INSTRUCTION — Gather up every line from the entries below that uses the word "JSON".

DATASET ROWS —
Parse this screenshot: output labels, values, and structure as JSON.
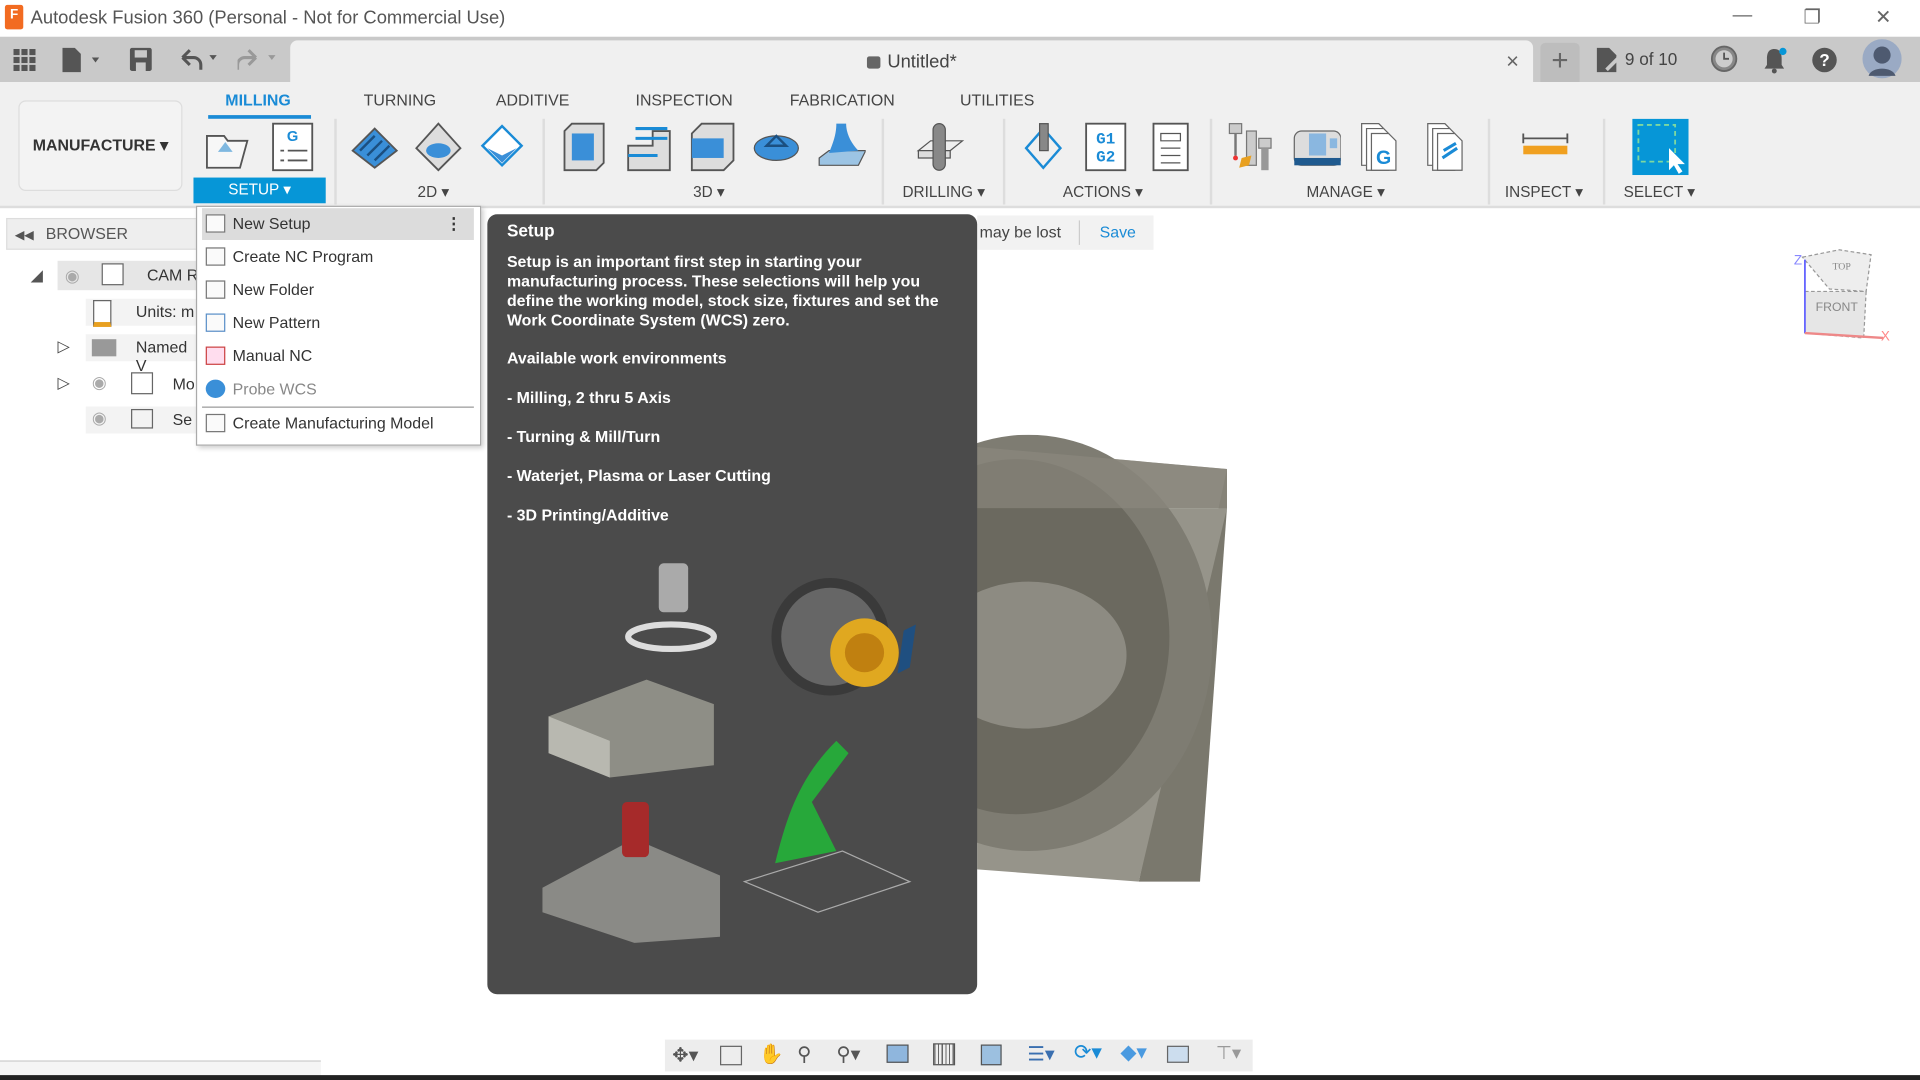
{
  "window": {
    "title": "Autodesk Fusion 360 (Personal - Not for Commercial Use)",
    "logo_letter": "F",
    "minimize": "—",
    "restore": "❐",
    "close": "✕"
  },
  "tabbar": {
    "doc_title": "Untitled*",
    "close": "×",
    "new_tab": "+",
    "version": "9 of 10"
  },
  "ribbon": {
    "workspace": "MANUFACTURE ▾",
    "tabs": [
      "MILLING",
      "TURNING",
      "ADDITIVE",
      "INSPECTION",
      "FABRICATION",
      "UTILITIES"
    ],
    "groups": [
      "SETUP ▾",
      "2D ▾",
      "3D ▾",
      "DRILLING ▾",
      "ACTIONS ▾",
      "MANAGE ▾",
      "INSPECT ▾",
      "SELECT ▾"
    ]
  },
  "browser": {
    "title": "BROWSER",
    "items": [
      "CAM R",
      "Units: m",
      "Named V",
      "Mo",
      "Se"
    ]
  },
  "dropdown": {
    "items": [
      "New Setup",
      "Create NC Program",
      "New Folder",
      "New Pattern",
      "Manual NC",
      "Probe WCS",
      "Create Manufacturing Model"
    ],
    "more": "⋮"
  },
  "tooltip": {
    "title": "Setup",
    "body": "Setup is an important first step in starting your manufacturing process. These selections will help you define the working model, stock size, fixtures and set the Work Coordinate System (WCS) zero.",
    "heading": "Available work environments",
    "list": [
      "- Milling, 2 thru 5 Axis",
      "- Turning & Mill/Turn",
      "- Waterjet, Plasma or Laser Cutting",
      "- 3D Printing/Additive"
    ]
  },
  "notification": {
    "text": "may be lost",
    "save": "Save"
  },
  "viewcube": {
    "top": "TOP",
    "front": "FRONT",
    "z": "Z",
    "x": "X"
  },
  "colors": {
    "accent": "#0696d7",
    "tooltip_bg": "#4b4b4b"
  }
}
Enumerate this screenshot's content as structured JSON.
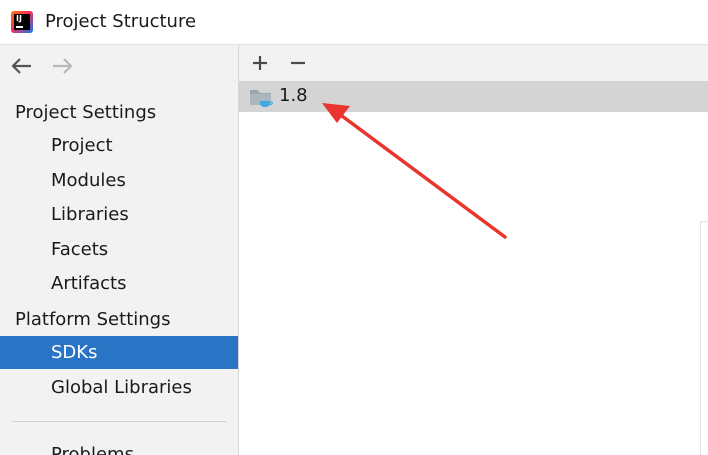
{
  "window": {
    "title": "Project Structure",
    "logo_text": "IJ"
  },
  "navigation": {
    "back_icon": "arrow-left-icon",
    "forward_icon": "arrow-right-icon"
  },
  "sidebar": {
    "project_settings_header": "Project Settings",
    "project_items": [
      {
        "label": "Project"
      },
      {
        "label": "Modules"
      },
      {
        "label": "Libraries"
      },
      {
        "label": "Facets"
      },
      {
        "label": "Artifacts"
      }
    ],
    "platform_settings_header": "Platform Settings",
    "platform_items": [
      {
        "label": "SDKs",
        "selected": true
      },
      {
        "label": "Global Libraries",
        "selected": false
      }
    ],
    "problems_label": "Problems"
  },
  "toolbar": {
    "add_icon": "plus-icon",
    "remove_icon": "minus-icon"
  },
  "sdk_list": [
    {
      "name": "1.8",
      "icon": "jdk-folder-icon",
      "selected": true
    }
  ],
  "colors": {
    "selection_blue": "#2a74c6",
    "sidebar_bg": "#f2f2f2",
    "row_selected_bg": "#d4d4d4",
    "annotation_arrow": "#e8352e"
  }
}
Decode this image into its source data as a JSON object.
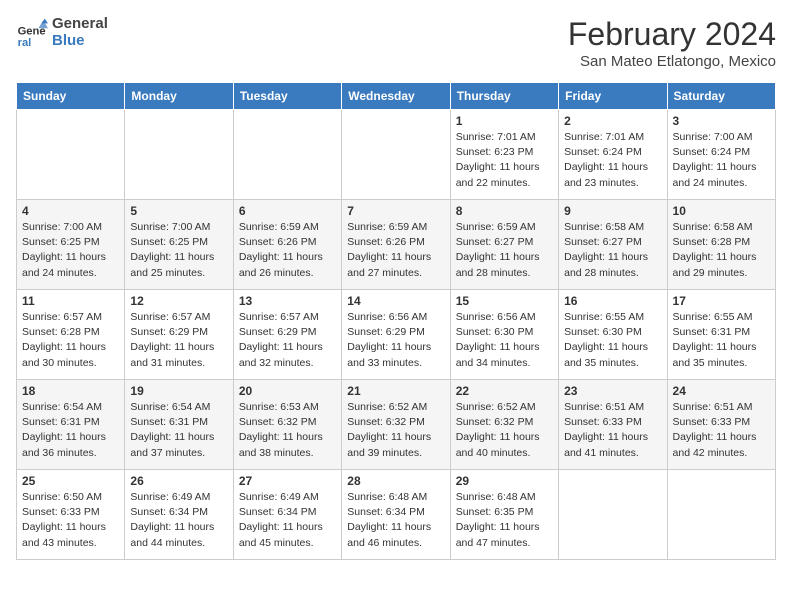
{
  "logo": {
    "line1": "General",
    "line2": "Blue"
  },
  "title": "February 2024",
  "location": "San Mateo Etlatongo, Mexico",
  "weekdays": [
    "Sunday",
    "Monday",
    "Tuesday",
    "Wednesday",
    "Thursday",
    "Friday",
    "Saturday"
  ],
  "weeks": [
    [
      {
        "day": "",
        "info": ""
      },
      {
        "day": "",
        "info": ""
      },
      {
        "day": "",
        "info": ""
      },
      {
        "day": "",
        "info": ""
      },
      {
        "day": "1",
        "info": "Sunrise: 7:01 AM\nSunset: 6:23 PM\nDaylight: 11 hours\nand 22 minutes."
      },
      {
        "day": "2",
        "info": "Sunrise: 7:01 AM\nSunset: 6:24 PM\nDaylight: 11 hours\nand 23 minutes."
      },
      {
        "day": "3",
        "info": "Sunrise: 7:00 AM\nSunset: 6:24 PM\nDaylight: 11 hours\nand 24 minutes."
      }
    ],
    [
      {
        "day": "4",
        "info": "Sunrise: 7:00 AM\nSunset: 6:25 PM\nDaylight: 11 hours\nand 24 minutes."
      },
      {
        "day": "5",
        "info": "Sunrise: 7:00 AM\nSunset: 6:25 PM\nDaylight: 11 hours\nand 25 minutes."
      },
      {
        "day": "6",
        "info": "Sunrise: 6:59 AM\nSunset: 6:26 PM\nDaylight: 11 hours\nand 26 minutes."
      },
      {
        "day": "7",
        "info": "Sunrise: 6:59 AM\nSunset: 6:26 PM\nDaylight: 11 hours\nand 27 minutes."
      },
      {
        "day": "8",
        "info": "Sunrise: 6:59 AM\nSunset: 6:27 PM\nDaylight: 11 hours\nand 28 minutes."
      },
      {
        "day": "9",
        "info": "Sunrise: 6:58 AM\nSunset: 6:27 PM\nDaylight: 11 hours\nand 28 minutes."
      },
      {
        "day": "10",
        "info": "Sunrise: 6:58 AM\nSunset: 6:28 PM\nDaylight: 11 hours\nand 29 minutes."
      }
    ],
    [
      {
        "day": "11",
        "info": "Sunrise: 6:57 AM\nSunset: 6:28 PM\nDaylight: 11 hours\nand 30 minutes."
      },
      {
        "day": "12",
        "info": "Sunrise: 6:57 AM\nSunset: 6:29 PM\nDaylight: 11 hours\nand 31 minutes."
      },
      {
        "day": "13",
        "info": "Sunrise: 6:57 AM\nSunset: 6:29 PM\nDaylight: 11 hours\nand 32 minutes."
      },
      {
        "day": "14",
        "info": "Sunrise: 6:56 AM\nSunset: 6:29 PM\nDaylight: 11 hours\nand 33 minutes."
      },
      {
        "day": "15",
        "info": "Sunrise: 6:56 AM\nSunset: 6:30 PM\nDaylight: 11 hours\nand 34 minutes."
      },
      {
        "day": "16",
        "info": "Sunrise: 6:55 AM\nSunset: 6:30 PM\nDaylight: 11 hours\nand 35 minutes."
      },
      {
        "day": "17",
        "info": "Sunrise: 6:55 AM\nSunset: 6:31 PM\nDaylight: 11 hours\nand 35 minutes."
      }
    ],
    [
      {
        "day": "18",
        "info": "Sunrise: 6:54 AM\nSunset: 6:31 PM\nDaylight: 11 hours\nand 36 minutes."
      },
      {
        "day": "19",
        "info": "Sunrise: 6:54 AM\nSunset: 6:31 PM\nDaylight: 11 hours\nand 37 minutes."
      },
      {
        "day": "20",
        "info": "Sunrise: 6:53 AM\nSunset: 6:32 PM\nDaylight: 11 hours\nand 38 minutes."
      },
      {
        "day": "21",
        "info": "Sunrise: 6:52 AM\nSunset: 6:32 PM\nDaylight: 11 hours\nand 39 minutes."
      },
      {
        "day": "22",
        "info": "Sunrise: 6:52 AM\nSunset: 6:32 PM\nDaylight: 11 hours\nand 40 minutes."
      },
      {
        "day": "23",
        "info": "Sunrise: 6:51 AM\nSunset: 6:33 PM\nDaylight: 11 hours\nand 41 minutes."
      },
      {
        "day": "24",
        "info": "Sunrise: 6:51 AM\nSunset: 6:33 PM\nDaylight: 11 hours\nand 42 minutes."
      }
    ],
    [
      {
        "day": "25",
        "info": "Sunrise: 6:50 AM\nSunset: 6:33 PM\nDaylight: 11 hours\nand 43 minutes."
      },
      {
        "day": "26",
        "info": "Sunrise: 6:49 AM\nSunset: 6:34 PM\nDaylight: 11 hours\nand 44 minutes."
      },
      {
        "day": "27",
        "info": "Sunrise: 6:49 AM\nSunset: 6:34 PM\nDaylight: 11 hours\nand 45 minutes."
      },
      {
        "day": "28",
        "info": "Sunrise: 6:48 AM\nSunset: 6:34 PM\nDaylight: 11 hours\nand 46 minutes."
      },
      {
        "day": "29",
        "info": "Sunrise: 6:48 AM\nSunset: 6:35 PM\nDaylight: 11 hours\nand 47 minutes."
      },
      {
        "day": "",
        "info": ""
      },
      {
        "day": "",
        "info": ""
      }
    ]
  ]
}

FINAL RESULT —
Parse this screenshot: output labels, values, and structure as JSON.
Enumerate this screenshot's content as structured JSON.
Decode this image into its source data as a JSON object.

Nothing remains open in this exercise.